Give back the full listing, character for character, with no pictures.
· · ·
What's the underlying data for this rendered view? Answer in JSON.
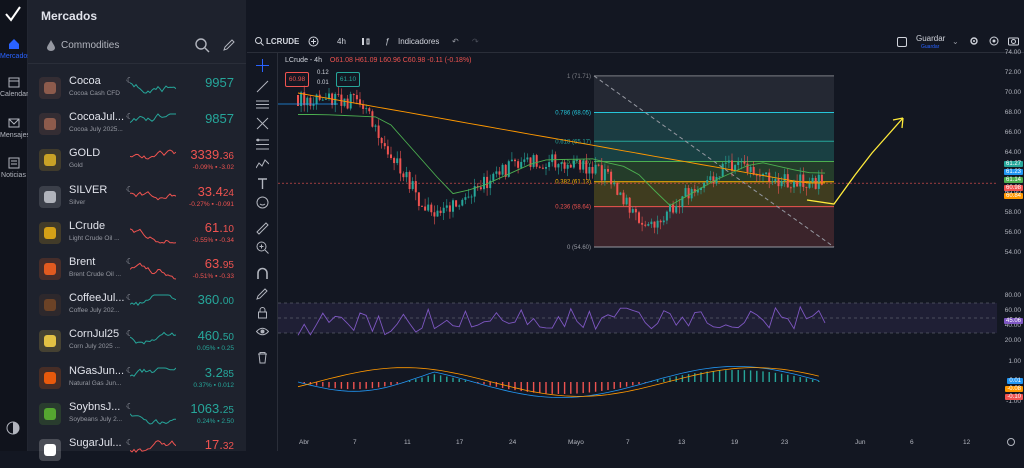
{
  "app": {
    "section_title": "Mercados",
    "category": "Commodities"
  },
  "rail": [
    {
      "label": "Mercados",
      "icon": "home-icon"
    },
    {
      "label": "Calendario",
      "icon": "calendar-icon"
    },
    {
      "label": "Mensajes",
      "icon": "mail-icon"
    },
    {
      "label": "Noticias",
      "icon": "news-icon"
    }
  ],
  "watchlist": [
    {
      "name": "Cocoa",
      "desc": "Cocoa Cash CFD",
      "price": "9957",
      "change": "",
      "dir": "up",
      "moon": true
    },
    {
      "name": "CocoaJul...",
      "desc": "Cocoa July 2025...",
      "price": "9857",
      "change": "",
      "dir": "up",
      "moon": true
    },
    {
      "name": "GOLD",
      "desc": "Gold",
      "price_main": "3339.",
      "price_tail": "36",
      "change": "-0.09%  ▪  -3.02",
      "dir": "dn",
      "moon": false
    },
    {
      "name": "SILVER",
      "desc": "Silver",
      "price_main": "33.4",
      "price_tail": "24",
      "change": "-0.27%  ▪  -0.091",
      "dir": "dn",
      "moon": true
    },
    {
      "name": "LCrude",
      "desc": "Light Crude Oil ...",
      "price_main": "61.",
      "price_tail": "10",
      "change": "-0.55%  ▪  -0.34",
      "dir": "dn",
      "moon": false
    },
    {
      "name": "Brent",
      "desc": "Brent Crude Oil ...",
      "price_main": "63.",
      "price_tail": "95",
      "change": "-0.51%  ▪  -0.33",
      "dir": "dn",
      "moon": true
    },
    {
      "name": "CoffeeJul...",
      "desc": "Coffee July 202...",
      "price_main": "360.",
      "price_tail": "00",
      "change": "",
      "dir": "up",
      "moon": true
    },
    {
      "name": "CornJul25",
      "desc": "Corn July 2025 ...",
      "price_main": "460.",
      "price_tail": "50",
      "change": "0.05%  ▪  0.25",
      "dir": "up",
      "moon": true
    },
    {
      "name": "NGasJun...",
      "desc": "Natural Gas Jun...",
      "price_main": "3.2",
      "price_tail": "85",
      "change": "0.37%  ▪  0.012",
      "dir": "up",
      "moon": true
    },
    {
      "name": "SoybnsJ...",
      "desc": "Soybeans July 2...",
      "price_main": "1063.",
      "price_tail": "25",
      "change": "0.24%  ▪  2.50",
      "dir": "up",
      "moon": true
    },
    {
      "name": "SugarJul...",
      "desc": "",
      "price_main": "17.",
      "price_tail": "32",
      "change": "",
      "dir": "dn",
      "moon": true
    }
  ],
  "toolbar": {
    "symbol": "LCRUDE",
    "interval": "4h",
    "indicators": "Indicadores",
    "save": "Guardar",
    "save_sub": "Guardar"
  },
  "legend": {
    "title": "LCrude - 4h",
    "o": "O61.08",
    "h": "H61.09",
    "l": "L60.96",
    "c": "C60.98",
    "chg": "-0.11 (-0.18%)",
    "sell": "60.98",
    "spread_top": "0.12",
    "spread_bot": "0.01",
    "buy": "61.10"
  },
  "fib": [
    {
      "label": "1 (71.71)"
    },
    {
      "label": "0.786 (68.05)"
    },
    {
      "label": "0.618 (65.17)"
    },
    {
      "label": "0.5 (63.15)"
    },
    {
      "label": "0.382 (61.13)"
    },
    {
      "label": "0.236 (58.64)"
    },
    {
      "label": "0 (54.60)"
    }
  ],
  "price_axis": [
    "74.00",
    "72.00",
    "70.00",
    "68.00",
    "66.00",
    "64.00",
    "62.00",
    "60.00",
    "58.00",
    "56.00",
    "54.00"
  ],
  "price_tags": [
    {
      "v": "61.27",
      "color": "#26a69a"
    },
    {
      "v": "61.23",
      "color": "#2196f3"
    },
    {
      "v": "61.14",
      "color": "#4caf50"
    },
    {
      "v": "60.98",
      "color": "#ef5350"
    },
    {
      "v": "60.84",
      "color": "#ff9800"
    }
  ],
  "rsi_axis": [
    "80.00",
    "60.00",
    "40.00",
    "20.00"
  ],
  "rsi_tag": "45.06",
  "macd_axis": [
    "1.00",
    "0.00",
    "-1.00"
  ],
  "macd_tags": [
    {
      "v": "0.01",
      "color": "#2196f3"
    },
    {
      "v": "-0.08",
      "color": "#ff9800"
    },
    {
      "v": "-0.10",
      "color": "#ef5350"
    }
  ],
  "time_axis": [
    "Abr",
    "7",
    "11",
    "17",
    "24",
    "Mayo",
    "7",
    "13",
    "19",
    "23",
    "Jun",
    "6",
    "12"
  ]
}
· · ·
## Complete answer:
What's the underlying data for this rendered view? Answer in JSON.
{
  "app": {
    "section_title": "Mercados",
    "category": "Commodities"
  },
  "rail": [
    {
      "label": "Mercados",
      "icon": "home-icon"
    },
    {
      "label": "Calendario",
      "icon": "calendar-icon"
    },
    {
      "label": "Mensajes",
      "icon": "mail-icon"
    },
    {
      "label": "Noticias",
      "icon": "news-icon"
    }
  ],
  "watchlist": [
    {
      "name": "Cocoa",
      "desc": "Cocoa Cash CFD",
      "price": "9957",
      "change": "",
      "dir": "up",
      "moon": true
    },
    {
      "name": "CocoaJul...",
      "desc": "Cocoa July 2025...",
      "price": "9857",
      "change": "",
      "dir": "up",
      "moon": true
    },
    {
      "name": "GOLD",
      "desc": "Gold",
      "price_main": "3339.",
      "price_tail": "36",
      "change": "-0.09%  ▪  -3.02",
      "dir": "dn",
      "moon": false
    },
    {
      "name": "SILVER",
      "desc": "Silver",
      "price_main": "33.4",
      "price_tail": "24",
      "change": "-0.27%  ▪  -0.091",
      "dir": "dn",
      "moon": true
    },
    {
      "name": "LCrude",
      "desc": "Light Crude Oil ...",
      "price_main": "61.",
      "price_tail": "10",
      "change": "-0.55%  ▪  -0.34",
      "dir": "dn",
      "moon": false
    },
    {
      "name": "Brent",
      "desc": "Brent Crude Oil ...",
      "price_main": "63.",
      "price_tail": "95",
      "change": "-0.51%  ▪  -0.33",
      "dir": "dn",
      "moon": true
    },
    {
      "name": "CoffeeJul...",
      "desc": "Coffee July 202...",
      "price_main": "360.",
      "price_tail": "00",
      "change": "",
      "dir": "up",
      "moon": true
    },
    {
      "name": "CornJul25",
      "desc": "Corn July 2025 ...",
      "price_main": "460.",
      "price_tail": "50",
      "change": "0.05%  ▪  0.25",
      "dir": "up",
      "moon": true
    },
    {
      "name": "NGasJun...",
      "desc": "Natural Gas Jun...",
      "price_main": "3.2",
      "price_tail": "85",
      "change": "0.37%  ▪  0.012",
      "dir": "up",
      "moon": true
    },
    {
      "name": "SoybnsJ...",
      "desc": "Soybeans July 2...",
      "price_main": "1063.",
      "price_tail": "25",
      "change": "0.24%  ▪  2.50",
      "dir": "up",
      "moon": true
    },
    {
      "name": "SugarJul...",
      "desc": "",
      "price_main": "17.",
      "price_tail": "32",
      "change": "",
      "dir": "dn",
      "moon": true
    }
  ],
  "toolbar": {
    "symbol": "LCRUDE",
    "interval": "4h",
    "indicators": "Indicadores",
    "save": "Guardar",
    "save_sub": "Guardar"
  },
  "legend": {
    "title": "LCrude - 4h",
    "o": "O61.08",
    "h": "H61.09",
    "l": "L60.96",
    "c": "C60.98",
    "chg": "-0.11 (-0.18%)",
    "sell": "60.98",
    "spread_top": "0.12",
    "spread_bot": "0.01",
    "buy": "61.10"
  },
  "fib": [
    {
      "label": "1 (71.71)"
    },
    {
      "label": "0.786 (68.05)"
    },
    {
      "label": "0.618 (65.17)"
    },
    {
      "label": "0.5 (63.15)"
    },
    {
      "label": "0.382 (61.13)"
    },
    {
      "label": "0.236 (58.64)"
    },
    {
      "label": "0 (54.60)"
    }
  ],
  "price_axis": [
    "74.00",
    "72.00",
    "70.00",
    "68.00",
    "66.00",
    "64.00",
    "62.00",
    "60.00",
    "58.00",
    "56.00",
    "54.00"
  ],
  "price_tags": [
    {
      "v": "61.27",
      "color": "#26a69a"
    },
    {
      "v": "61.23",
      "color": "#2196f3"
    },
    {
      "v": "61.14",
      "color": "#4caf50"
    },
    {
      "v": "60.98",
      "color": "#ef5350"
    },
    {
      "v": "60.84",
      "color": "#ff9800"
    }
  ],
  "rsi_axis": [
    "80.00",
    "60.00",
    "40.00",
    "20.00"
  ],
  "rsi_tag": "45.06",
  "macd_axis": [
    "1.00",
    "0.00",
    "-1.00"
  ],
  "macd_tags": [
    {
      "v": "0.01",
      "color": "#2196f3"
    },
    {
      "v": "-0.08",
      "color": "#ff9800"
    },
    {
      "v": "-0.10",
      "color": "#ef5350"
    }
  ],
  "time_axis": [
    "Abr",
    "7",
    "11",
    "17",
    "24",
    "Mayo",
    "7",
    "13",
    "19",
    "23",
    "Jun",
    "6",
    "12"
  ]
}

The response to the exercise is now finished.